→ **Aim**
Print the listing that follows, character for character.

Dataset entries
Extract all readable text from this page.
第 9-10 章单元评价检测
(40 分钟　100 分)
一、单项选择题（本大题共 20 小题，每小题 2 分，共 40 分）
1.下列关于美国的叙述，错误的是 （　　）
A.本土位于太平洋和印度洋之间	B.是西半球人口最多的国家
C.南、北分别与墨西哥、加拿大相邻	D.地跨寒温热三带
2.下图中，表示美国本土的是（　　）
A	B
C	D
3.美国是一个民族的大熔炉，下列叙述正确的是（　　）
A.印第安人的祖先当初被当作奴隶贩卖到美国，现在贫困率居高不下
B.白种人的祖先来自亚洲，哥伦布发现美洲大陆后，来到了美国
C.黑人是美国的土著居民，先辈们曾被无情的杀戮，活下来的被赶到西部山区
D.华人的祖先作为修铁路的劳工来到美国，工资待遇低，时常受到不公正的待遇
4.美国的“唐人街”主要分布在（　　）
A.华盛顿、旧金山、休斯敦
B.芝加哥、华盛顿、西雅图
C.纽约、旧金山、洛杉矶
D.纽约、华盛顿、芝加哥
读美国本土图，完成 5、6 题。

→ **Task result**
Extract all readable text from this page.
第 9-10 章单元评价检测
(40 分钟　100 分)
一、单项选择题（本大题共 20 小题，每小题 2 分，共 40 分）
1.下列关于美国的叙述，错误的是 （　　）
A.本土位于太平洋和印度洋之间	B.是西半球人口最多的国家
C.南、北分别与墨西哥、加拿大相邻	D.地跨寒温热三带
2.下图中，表示美国本土的是（　　）
A	B
C	D
3.美国是一个民族的大熔炉，下列叙述正确的是（　　）
A.印第安人的祖先当初被当作奴隶贩卖到美国，现在贫困率居高不下
B.白种人的祖先来自亚洲，哥伦布发现美洲大陆后，来到了美国
C.黑人是美国的土著居民，先辈们曾被无情的杀戮，活下来的被赶到西部山区
D.华人的祖先作为修铁路的劳工来到美国，工资待遇低，时常受到不公正的待遇
4.美国的“唐人街”主要分布在（　　）
A.华盛顿、旧金山、休斯敦
B.芝加哥、华盛顿、西雅图
C.纽约、旧金山、洛杉矶
D.纽约、华盛顿、芝加哥
读美国本土图，完成 5、6 题。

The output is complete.